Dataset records
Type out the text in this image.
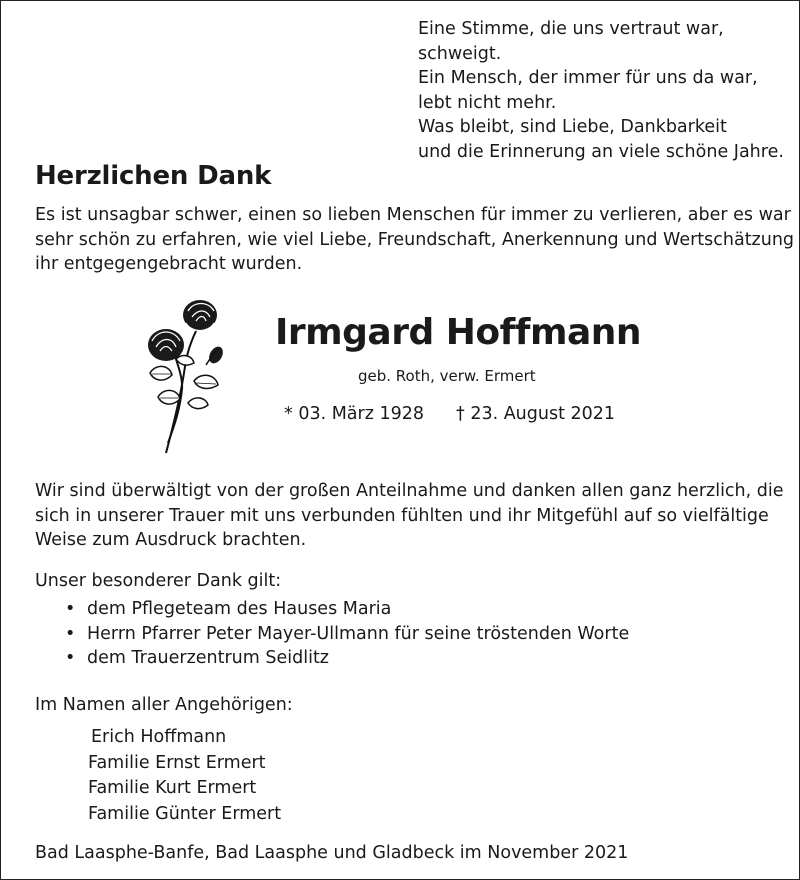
Eine Stimme, die uns vertraut war,
schweigt.
Ein Mensch, der immer für uns da war,
lebt nicht mehr.
Was bleibt, sind Liebe, Dankbarkeit
und die Erinnerung an viele schöne Jahre.
Herzlichen Dank
Es ist unsagbar schwer, einen so lieben Menschen für immer zu verlieren, aber es war
sehr schön zu erfahren, wie viel Liebe, Freundschaft, Anerkennung und Wertschätzung
ihr entgegengebracht wurden.
Irmgard Hoffmann
geb. Roth, verw. Ermert
* 03. März 1928 † 23. August 2021
Wir sind überwältigt von der großen Anteilnahme und danken allen ganz herzlich, die
sich in unserer Trauer mit uns verbunden fühlten und ihr Mitgefühl auf so vielfältige
Weise zum Ausdruck brachten.
Unser besonderer Dank gilt:
• dem Pflegeteam des Hauses Maria
• Herrn Pfarrer Peter Mayer-Ullmann für seine tröstenden Worte
• dem Trauerzentrum Seidlitz
Im Namen aller Angehörigen:
Erich Hoffmann
Familie Ernst Ermert
Familie Kurt Ermert
Familie Günter Ermert
Bad Laasphe-Banfe, Bad Laasphe und Gladbeck im November 2021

• [PROBLEM DESCRIPTION]: Using the listing, copy every line where the word "sind" shows up.

• [WRITTEN RESPONSE]:
Was bleibt, sind Liebe, Dankbarkeit
Wir sind überwältigt von der großen Anteilnahme und danken allen ganz herzlich, die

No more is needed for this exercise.